Begin Listing

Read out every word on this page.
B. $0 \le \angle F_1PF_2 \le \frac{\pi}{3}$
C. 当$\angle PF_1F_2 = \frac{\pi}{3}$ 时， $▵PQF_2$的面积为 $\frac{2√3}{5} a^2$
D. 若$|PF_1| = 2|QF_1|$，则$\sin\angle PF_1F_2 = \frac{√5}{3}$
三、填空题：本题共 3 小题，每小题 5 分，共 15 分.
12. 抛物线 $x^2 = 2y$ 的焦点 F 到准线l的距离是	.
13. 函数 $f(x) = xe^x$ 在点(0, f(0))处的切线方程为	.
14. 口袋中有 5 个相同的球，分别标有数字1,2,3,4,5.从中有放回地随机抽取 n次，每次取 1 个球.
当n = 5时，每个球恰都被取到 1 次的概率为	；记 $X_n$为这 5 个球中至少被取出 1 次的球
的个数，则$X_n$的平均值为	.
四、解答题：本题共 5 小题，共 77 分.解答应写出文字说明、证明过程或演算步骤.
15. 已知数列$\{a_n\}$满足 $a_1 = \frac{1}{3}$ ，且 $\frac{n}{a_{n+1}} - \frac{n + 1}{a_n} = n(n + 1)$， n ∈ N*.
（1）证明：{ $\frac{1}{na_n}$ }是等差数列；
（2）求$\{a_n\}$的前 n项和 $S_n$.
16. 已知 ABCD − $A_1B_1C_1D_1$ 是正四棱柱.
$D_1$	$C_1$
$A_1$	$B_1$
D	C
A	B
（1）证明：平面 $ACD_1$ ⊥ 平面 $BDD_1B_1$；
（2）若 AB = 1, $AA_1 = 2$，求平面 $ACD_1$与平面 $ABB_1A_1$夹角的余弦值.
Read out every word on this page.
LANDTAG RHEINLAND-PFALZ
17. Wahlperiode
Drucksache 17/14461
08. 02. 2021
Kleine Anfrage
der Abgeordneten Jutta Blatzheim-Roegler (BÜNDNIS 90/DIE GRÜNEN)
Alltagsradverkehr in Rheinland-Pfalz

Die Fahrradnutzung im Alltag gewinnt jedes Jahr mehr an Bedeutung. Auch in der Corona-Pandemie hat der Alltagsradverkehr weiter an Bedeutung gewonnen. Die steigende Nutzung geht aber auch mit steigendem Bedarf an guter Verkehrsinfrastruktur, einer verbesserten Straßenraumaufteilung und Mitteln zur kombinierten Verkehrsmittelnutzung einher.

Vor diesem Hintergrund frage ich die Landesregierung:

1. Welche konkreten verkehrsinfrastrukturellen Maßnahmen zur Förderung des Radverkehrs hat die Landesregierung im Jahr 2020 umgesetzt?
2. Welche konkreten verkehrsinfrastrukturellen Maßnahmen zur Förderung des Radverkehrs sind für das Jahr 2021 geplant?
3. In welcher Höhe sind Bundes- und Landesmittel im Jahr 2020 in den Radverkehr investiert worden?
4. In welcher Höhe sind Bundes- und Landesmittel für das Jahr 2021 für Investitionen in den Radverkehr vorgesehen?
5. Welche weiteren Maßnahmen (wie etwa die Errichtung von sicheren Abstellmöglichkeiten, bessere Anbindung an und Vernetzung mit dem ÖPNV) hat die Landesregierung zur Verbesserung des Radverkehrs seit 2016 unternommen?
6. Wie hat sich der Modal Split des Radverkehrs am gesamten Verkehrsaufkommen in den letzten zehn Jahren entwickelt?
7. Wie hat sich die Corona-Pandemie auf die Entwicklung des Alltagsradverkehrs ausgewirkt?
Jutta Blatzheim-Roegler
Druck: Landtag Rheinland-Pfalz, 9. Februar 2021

End Listing
Begin Listing

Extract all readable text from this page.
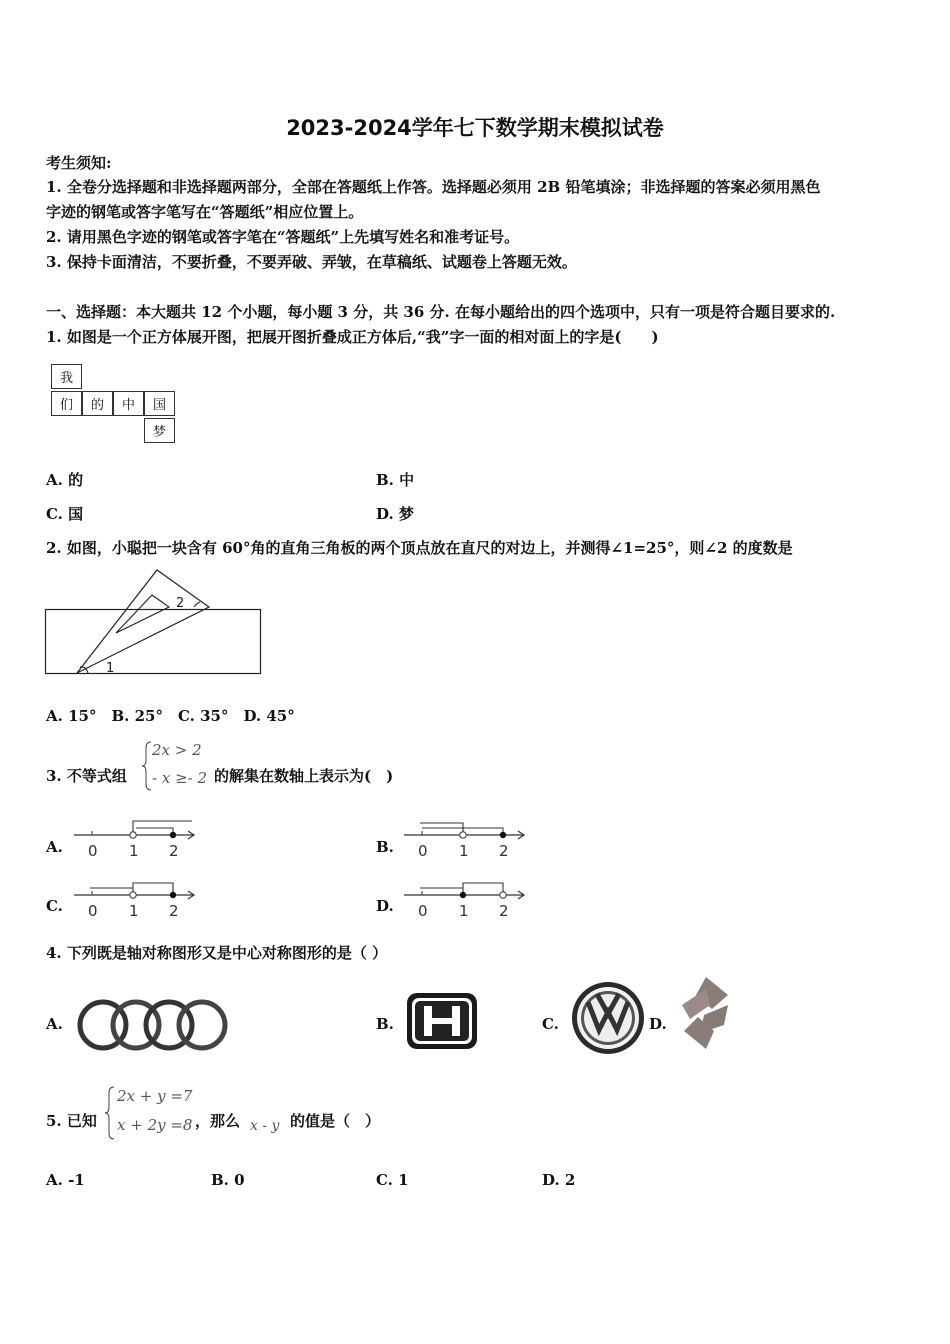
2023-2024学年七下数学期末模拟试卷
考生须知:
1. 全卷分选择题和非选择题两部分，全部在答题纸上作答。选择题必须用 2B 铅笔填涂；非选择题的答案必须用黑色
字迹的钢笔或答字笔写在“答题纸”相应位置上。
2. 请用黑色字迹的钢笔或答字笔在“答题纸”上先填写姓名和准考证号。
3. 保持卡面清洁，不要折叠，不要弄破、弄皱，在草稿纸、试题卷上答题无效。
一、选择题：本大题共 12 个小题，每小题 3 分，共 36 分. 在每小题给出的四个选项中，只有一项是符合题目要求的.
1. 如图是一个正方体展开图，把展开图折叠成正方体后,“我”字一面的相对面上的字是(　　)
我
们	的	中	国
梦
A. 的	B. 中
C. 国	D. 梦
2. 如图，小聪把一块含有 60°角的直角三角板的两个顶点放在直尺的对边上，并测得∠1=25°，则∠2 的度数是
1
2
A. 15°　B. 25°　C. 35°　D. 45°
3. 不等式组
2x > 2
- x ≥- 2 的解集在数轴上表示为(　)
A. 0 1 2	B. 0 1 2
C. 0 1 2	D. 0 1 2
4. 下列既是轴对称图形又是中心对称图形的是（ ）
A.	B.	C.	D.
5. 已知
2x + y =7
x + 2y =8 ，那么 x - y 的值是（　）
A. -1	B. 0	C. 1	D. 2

End Listing

- Aim: From the listing above, copy out each line where the word "Höhe" appears.

- Solved exercise:
3. In welcher Höhe sind Bundes- und Landesmittel im Jahr 2020 in den Radverkehr investiert worden?
4. In welcher Höhe sind Bundes- und Landesmittel für das Jahr 2021 für Investitionen in den Radverkehr vorgesehen?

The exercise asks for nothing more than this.